Selected text:
Trichinosis occurs from a nematode from the genus Trichinella. The parasites alternate between skeletal muscle stages and enteric stages during their life cycle within their host. The life cycle begins with the enteral phase when the host eats the infected meat. Digestive enzymes in the stomach dissolve the capsule releasing the larvae into the small intestine where they invade columnar epithelium. Larvae then pass into the tissue and enter the lymphatics eventually being released into general circulation via the thoracic duct. When they enter the muscle fibers from the capillaries, they encyst and become infective within 15 days. They can remain from months to years to the entire life of the host. There are eleven known species within the genus Trichinella. These eleven species subdivide into those that invade host muscle cells and encapsulate (surrounded by a collagen capsule) and those that do not encapsulate. Trichinella Spiralis belongs to the encapsulated group and causes most human infections and deaths from trichinosis.[4]

Epidemiology

Trichinella, the intestinal roundworm that causes trichinosis is primarily seen in raw or insufficiently cooked commercial pork, specifically, domestic and sylvatic swine (Sus scrofa). Other common hosts are synanthropic animals like cats, dogs, brown rats, and armadillos. It can, however, be acquired from wild game as well, particularly meat that has not been frozen or cooked properly. Since 1975, Walrus and bear meat have shown increased associations with trichinosis.[2] Due to its high infectivity and global distribution of pork meat, Trichinella can be found in the tropics all the way to the Arctic. The CDC estimates 10,000 cases of trichinosis occur worldwide every year. Cases in the United States were 400 per year on average in the 1940s but decreased to 20 cases on average by 2010.[5]

Pathophysiology

During the acute phase of infection, three major cell modifications occur:

The creation of a 'nurse cell' from the transformation of a host cell and disappearance of sarcomere myofibrils

  1. The larvae become encapsulated (if it is an encapsulated species)
  2. The infected cell forms a capillary network around it
  3. Additionally, the sarcoplasm becomes basophilic; there is a central displacement of the cell nucleus, and the number and size of the nucleoli increase

Trichinella larvae and their metabolites cause an immunological reaction from infiltrating inflammatory cells (eosinophils, mast cells, lymphocytes, monocytes). Eosinophils release the enzymes histaminase and arylsulfatase. Increased permeability of capillaries occurs from the release of histamine, serotonin, bradykinin, and prostaglandins PGE2, PGD2, PGJ2; this leads to tissue edema, especially around the eyes. The inflammatory processes also lead to vasculitis and microvascular thrombi. Increased production of IgE leads to allergic manifestations such as a cutaneous rash and edema.

Given information:
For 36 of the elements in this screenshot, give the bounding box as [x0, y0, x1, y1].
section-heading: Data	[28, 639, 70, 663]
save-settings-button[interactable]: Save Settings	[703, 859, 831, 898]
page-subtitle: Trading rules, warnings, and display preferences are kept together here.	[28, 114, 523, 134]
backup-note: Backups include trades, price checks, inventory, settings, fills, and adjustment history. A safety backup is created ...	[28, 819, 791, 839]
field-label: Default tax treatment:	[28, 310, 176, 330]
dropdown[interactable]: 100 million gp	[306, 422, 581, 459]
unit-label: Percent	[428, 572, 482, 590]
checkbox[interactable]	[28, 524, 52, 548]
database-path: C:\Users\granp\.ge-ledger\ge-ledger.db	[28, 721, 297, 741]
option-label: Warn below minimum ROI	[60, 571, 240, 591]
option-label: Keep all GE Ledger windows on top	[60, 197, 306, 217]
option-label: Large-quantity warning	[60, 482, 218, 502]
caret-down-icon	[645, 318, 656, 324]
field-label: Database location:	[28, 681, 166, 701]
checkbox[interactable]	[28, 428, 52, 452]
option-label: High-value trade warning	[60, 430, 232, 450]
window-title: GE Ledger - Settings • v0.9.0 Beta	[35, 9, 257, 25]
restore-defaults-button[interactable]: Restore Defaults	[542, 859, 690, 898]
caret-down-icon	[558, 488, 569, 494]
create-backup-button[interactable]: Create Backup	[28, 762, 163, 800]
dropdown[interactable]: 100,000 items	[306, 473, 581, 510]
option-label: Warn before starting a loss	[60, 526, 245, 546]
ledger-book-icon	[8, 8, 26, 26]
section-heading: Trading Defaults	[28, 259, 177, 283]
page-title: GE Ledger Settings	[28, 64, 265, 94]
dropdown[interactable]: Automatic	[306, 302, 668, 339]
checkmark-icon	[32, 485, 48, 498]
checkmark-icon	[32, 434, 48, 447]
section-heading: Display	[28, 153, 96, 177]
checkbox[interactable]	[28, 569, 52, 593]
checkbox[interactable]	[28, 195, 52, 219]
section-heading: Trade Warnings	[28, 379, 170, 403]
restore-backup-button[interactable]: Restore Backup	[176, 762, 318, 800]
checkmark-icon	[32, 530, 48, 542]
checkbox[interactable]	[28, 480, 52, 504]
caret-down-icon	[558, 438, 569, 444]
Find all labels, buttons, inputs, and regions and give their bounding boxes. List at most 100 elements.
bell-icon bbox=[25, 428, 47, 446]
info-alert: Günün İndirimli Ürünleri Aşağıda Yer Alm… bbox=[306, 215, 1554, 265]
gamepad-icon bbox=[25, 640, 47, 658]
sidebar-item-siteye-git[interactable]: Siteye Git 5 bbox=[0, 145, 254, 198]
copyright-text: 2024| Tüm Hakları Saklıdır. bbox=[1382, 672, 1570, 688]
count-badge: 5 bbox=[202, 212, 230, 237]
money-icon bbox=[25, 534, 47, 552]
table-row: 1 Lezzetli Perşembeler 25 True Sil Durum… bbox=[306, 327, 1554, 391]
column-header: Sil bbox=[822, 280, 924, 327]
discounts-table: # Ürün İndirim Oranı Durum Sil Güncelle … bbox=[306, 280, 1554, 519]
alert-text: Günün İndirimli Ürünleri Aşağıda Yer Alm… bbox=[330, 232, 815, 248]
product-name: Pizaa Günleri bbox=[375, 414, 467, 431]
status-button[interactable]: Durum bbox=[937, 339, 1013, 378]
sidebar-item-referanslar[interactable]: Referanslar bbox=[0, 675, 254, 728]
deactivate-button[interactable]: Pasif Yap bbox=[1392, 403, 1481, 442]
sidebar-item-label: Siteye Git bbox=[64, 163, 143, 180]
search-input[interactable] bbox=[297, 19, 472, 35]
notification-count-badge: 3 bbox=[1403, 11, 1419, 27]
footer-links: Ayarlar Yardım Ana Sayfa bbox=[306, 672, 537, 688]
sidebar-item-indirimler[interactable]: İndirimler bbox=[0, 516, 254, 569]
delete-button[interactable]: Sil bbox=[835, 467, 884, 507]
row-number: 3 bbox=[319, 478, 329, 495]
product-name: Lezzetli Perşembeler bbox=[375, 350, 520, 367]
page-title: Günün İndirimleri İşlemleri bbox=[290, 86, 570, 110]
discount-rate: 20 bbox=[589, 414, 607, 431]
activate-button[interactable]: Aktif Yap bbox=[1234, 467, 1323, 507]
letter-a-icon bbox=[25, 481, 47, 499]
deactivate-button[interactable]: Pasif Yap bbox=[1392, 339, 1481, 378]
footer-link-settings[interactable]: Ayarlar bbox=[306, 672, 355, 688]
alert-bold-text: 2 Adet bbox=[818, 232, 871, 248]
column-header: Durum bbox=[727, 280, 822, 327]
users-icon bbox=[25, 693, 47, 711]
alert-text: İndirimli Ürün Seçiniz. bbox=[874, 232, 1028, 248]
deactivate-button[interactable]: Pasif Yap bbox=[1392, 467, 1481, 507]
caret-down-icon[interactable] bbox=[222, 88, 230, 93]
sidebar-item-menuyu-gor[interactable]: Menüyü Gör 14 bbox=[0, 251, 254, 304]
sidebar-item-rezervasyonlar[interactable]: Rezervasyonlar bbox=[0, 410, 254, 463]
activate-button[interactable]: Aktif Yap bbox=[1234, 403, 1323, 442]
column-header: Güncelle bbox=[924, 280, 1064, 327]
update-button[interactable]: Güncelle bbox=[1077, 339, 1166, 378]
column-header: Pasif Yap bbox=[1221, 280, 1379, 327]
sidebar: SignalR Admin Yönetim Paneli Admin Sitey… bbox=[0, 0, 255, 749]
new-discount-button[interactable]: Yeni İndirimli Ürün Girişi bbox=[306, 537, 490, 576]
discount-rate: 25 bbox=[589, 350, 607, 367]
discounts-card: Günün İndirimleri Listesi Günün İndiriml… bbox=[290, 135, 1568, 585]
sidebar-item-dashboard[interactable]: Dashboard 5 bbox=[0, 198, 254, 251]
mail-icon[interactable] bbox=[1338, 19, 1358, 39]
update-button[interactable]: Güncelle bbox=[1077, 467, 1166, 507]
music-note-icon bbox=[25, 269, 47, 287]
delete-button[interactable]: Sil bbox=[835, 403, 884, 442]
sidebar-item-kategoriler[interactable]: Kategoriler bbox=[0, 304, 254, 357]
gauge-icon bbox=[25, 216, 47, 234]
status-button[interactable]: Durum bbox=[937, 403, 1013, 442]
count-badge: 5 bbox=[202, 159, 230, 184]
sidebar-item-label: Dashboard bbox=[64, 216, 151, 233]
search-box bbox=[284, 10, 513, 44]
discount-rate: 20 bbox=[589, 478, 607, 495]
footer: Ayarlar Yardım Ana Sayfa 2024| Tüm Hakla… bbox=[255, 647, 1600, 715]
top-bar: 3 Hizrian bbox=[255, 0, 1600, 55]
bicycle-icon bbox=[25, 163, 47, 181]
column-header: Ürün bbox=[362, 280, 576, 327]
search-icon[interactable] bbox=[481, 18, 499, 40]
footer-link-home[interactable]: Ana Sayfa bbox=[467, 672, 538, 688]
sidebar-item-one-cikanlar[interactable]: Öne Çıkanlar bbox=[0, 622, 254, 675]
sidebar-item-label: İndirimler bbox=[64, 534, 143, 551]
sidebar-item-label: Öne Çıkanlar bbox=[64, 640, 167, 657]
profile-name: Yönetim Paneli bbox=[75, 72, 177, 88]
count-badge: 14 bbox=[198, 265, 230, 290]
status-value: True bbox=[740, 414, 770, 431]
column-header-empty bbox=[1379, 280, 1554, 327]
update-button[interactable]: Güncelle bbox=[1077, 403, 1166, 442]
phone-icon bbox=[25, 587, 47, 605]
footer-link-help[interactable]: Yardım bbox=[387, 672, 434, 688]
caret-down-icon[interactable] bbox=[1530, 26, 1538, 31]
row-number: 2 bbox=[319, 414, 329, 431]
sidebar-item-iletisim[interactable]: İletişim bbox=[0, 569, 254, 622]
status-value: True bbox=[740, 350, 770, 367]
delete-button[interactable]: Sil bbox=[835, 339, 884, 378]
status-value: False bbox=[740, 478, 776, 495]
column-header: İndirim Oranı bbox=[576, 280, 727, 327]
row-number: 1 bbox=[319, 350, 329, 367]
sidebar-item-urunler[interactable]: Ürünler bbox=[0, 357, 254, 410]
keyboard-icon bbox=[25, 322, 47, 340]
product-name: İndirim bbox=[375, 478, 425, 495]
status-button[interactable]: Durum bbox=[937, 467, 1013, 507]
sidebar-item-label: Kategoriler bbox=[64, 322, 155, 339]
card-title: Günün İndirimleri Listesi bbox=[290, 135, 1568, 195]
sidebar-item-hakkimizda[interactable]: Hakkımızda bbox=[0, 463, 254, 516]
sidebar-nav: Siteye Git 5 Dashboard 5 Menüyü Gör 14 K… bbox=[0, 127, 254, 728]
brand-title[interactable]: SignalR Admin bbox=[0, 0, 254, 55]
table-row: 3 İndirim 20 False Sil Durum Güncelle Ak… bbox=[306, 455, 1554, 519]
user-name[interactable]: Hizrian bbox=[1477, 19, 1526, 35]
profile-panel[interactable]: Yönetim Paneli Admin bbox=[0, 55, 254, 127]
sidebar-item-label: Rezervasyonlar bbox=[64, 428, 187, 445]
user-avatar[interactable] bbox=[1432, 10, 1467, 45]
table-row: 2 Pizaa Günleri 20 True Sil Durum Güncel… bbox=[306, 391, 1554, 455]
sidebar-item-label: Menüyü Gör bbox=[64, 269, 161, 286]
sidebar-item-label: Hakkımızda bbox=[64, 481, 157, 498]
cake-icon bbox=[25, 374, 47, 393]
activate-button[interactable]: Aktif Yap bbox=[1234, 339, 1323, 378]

Directions:
• a. Decide whether each statement below agrees with the trichinosis text, answering yes or no and quoting the words of the text that settle it. (i) The genus Trichinella contains eleven known species. (ii) Once in the muscle fibers, the larvae become infective within 30 days. (iii) Trichinella Spiralis belongs to the group that does not encapsulate.
• b. Copy out the stretch of the trichinosis text from "During the acute" through "an encapsulated species)".

Results for the exercise:
• a.
(i) Yes: "There are eleven known species within the genus Trichinella."
(ii) No: "they encyst and become infective within 15 days."
(iii) No: "Trichinella Spiralis belongs to the encapsulated group"

• b.
During the acute phase of infection, three major cell modifications occur:

The creation of a 'nurse cell' from the transformation of a host cell and disappearance of sarcomere myofibrils

  1. The larvae become encapsulated (if it is an encapsulated species)